:: EXERCISE DETAILS ::
Each line containing the word "Receive" needs to be copied.
--- START OF INPUT DATA ---
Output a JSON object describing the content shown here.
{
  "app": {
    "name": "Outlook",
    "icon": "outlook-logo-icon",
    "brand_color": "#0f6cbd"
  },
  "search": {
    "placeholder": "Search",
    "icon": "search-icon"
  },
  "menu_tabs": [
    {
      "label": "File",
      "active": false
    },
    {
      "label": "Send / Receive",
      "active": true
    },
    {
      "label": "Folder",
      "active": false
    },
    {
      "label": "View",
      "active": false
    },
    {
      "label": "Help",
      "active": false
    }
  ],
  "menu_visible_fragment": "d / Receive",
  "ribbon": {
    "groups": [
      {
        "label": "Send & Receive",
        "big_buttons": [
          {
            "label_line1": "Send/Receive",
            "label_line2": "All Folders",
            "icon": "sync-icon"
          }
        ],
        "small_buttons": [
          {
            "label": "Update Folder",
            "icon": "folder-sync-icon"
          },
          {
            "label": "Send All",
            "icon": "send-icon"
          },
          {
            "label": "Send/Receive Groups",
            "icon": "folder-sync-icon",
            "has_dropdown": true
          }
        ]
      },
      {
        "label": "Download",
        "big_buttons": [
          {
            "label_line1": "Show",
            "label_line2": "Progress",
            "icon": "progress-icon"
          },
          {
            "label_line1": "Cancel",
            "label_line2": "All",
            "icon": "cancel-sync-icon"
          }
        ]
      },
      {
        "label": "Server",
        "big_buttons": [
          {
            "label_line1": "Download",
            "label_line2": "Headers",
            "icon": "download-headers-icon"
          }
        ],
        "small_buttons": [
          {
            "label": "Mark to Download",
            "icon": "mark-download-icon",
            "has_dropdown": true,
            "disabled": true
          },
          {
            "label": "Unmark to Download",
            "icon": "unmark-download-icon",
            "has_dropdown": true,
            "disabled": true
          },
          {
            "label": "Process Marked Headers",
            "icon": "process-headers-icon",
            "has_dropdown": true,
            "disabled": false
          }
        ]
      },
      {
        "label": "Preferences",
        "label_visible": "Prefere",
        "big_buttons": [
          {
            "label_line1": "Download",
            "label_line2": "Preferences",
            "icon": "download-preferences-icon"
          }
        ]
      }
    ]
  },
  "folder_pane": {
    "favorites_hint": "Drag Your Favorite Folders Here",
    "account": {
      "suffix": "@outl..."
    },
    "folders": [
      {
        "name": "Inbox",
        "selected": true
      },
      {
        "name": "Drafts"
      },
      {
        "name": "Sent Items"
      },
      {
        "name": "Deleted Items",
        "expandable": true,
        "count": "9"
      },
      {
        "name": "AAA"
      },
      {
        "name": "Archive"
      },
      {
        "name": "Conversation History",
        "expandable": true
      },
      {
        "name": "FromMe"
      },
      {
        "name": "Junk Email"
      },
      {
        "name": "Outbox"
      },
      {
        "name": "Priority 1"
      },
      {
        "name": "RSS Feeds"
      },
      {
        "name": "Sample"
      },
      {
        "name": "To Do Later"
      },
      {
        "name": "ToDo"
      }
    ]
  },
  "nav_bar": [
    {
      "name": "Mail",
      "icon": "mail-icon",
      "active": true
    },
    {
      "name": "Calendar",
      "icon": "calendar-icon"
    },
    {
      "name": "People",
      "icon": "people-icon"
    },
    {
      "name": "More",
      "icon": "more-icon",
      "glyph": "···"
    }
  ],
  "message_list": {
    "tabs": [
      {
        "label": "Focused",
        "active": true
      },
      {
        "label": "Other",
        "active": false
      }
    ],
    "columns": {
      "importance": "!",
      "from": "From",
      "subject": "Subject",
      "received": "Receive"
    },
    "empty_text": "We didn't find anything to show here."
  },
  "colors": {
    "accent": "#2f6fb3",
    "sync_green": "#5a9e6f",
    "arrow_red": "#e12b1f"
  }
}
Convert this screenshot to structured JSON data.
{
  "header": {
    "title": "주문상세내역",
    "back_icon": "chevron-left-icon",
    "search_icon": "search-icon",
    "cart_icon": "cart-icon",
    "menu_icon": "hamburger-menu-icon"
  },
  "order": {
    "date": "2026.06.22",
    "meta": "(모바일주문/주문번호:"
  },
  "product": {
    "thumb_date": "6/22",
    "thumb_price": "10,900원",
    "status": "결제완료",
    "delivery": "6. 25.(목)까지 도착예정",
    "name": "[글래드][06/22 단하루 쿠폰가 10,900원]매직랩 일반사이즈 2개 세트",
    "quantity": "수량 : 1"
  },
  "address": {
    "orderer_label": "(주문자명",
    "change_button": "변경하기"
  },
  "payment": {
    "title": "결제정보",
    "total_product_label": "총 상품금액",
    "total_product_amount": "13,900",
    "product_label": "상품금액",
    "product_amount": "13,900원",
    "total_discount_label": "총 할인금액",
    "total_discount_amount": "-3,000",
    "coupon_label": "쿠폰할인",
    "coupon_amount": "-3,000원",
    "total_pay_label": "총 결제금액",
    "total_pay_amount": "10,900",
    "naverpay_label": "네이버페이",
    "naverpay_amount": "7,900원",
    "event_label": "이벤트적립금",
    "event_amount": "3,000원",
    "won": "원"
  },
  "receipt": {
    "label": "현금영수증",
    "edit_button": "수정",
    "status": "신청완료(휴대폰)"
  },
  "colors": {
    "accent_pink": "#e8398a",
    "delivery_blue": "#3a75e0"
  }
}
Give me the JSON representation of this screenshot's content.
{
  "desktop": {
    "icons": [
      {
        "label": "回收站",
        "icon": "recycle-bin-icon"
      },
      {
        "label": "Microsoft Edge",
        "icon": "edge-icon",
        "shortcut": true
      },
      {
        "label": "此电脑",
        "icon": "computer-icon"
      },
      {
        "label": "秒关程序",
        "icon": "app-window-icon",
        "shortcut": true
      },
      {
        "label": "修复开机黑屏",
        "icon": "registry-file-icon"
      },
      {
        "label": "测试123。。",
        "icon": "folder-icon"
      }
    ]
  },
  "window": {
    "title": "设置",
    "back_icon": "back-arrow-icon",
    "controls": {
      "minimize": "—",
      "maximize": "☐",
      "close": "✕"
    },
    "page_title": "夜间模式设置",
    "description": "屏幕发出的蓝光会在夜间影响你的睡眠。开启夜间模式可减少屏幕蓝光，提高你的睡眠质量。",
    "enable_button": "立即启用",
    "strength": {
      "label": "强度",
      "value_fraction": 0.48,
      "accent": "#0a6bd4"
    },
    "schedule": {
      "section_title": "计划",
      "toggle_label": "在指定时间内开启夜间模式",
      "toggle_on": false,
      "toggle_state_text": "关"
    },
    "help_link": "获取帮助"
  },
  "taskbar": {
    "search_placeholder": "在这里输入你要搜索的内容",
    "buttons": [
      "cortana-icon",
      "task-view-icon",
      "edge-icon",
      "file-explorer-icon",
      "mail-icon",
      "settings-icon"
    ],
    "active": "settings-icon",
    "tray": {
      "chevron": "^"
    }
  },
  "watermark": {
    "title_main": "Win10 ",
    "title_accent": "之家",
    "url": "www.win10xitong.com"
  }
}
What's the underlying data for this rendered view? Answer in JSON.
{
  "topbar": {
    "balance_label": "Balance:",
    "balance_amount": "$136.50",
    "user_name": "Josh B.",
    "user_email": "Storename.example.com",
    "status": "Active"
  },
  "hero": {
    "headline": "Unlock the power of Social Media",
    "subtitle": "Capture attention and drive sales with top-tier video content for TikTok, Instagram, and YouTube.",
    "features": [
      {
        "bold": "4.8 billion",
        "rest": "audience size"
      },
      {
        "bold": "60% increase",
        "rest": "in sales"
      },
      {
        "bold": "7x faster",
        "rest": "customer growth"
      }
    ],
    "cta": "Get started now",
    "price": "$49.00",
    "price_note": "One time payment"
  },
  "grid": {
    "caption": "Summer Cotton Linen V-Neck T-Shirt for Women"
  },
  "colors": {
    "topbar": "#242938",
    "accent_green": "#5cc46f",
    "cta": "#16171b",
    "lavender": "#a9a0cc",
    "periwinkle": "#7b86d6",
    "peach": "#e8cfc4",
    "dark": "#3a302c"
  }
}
--- END OF INPUT DATA ---
:: FULL RESPONSE ::
      "label": "Send / Receive",
  "menu_visible_fragment": "d / Receive",
        "label": "Send & Receive",
            "label_line1": "Send/Receive",
            "label": "Send/Receive Groups",
      "received": "Receive"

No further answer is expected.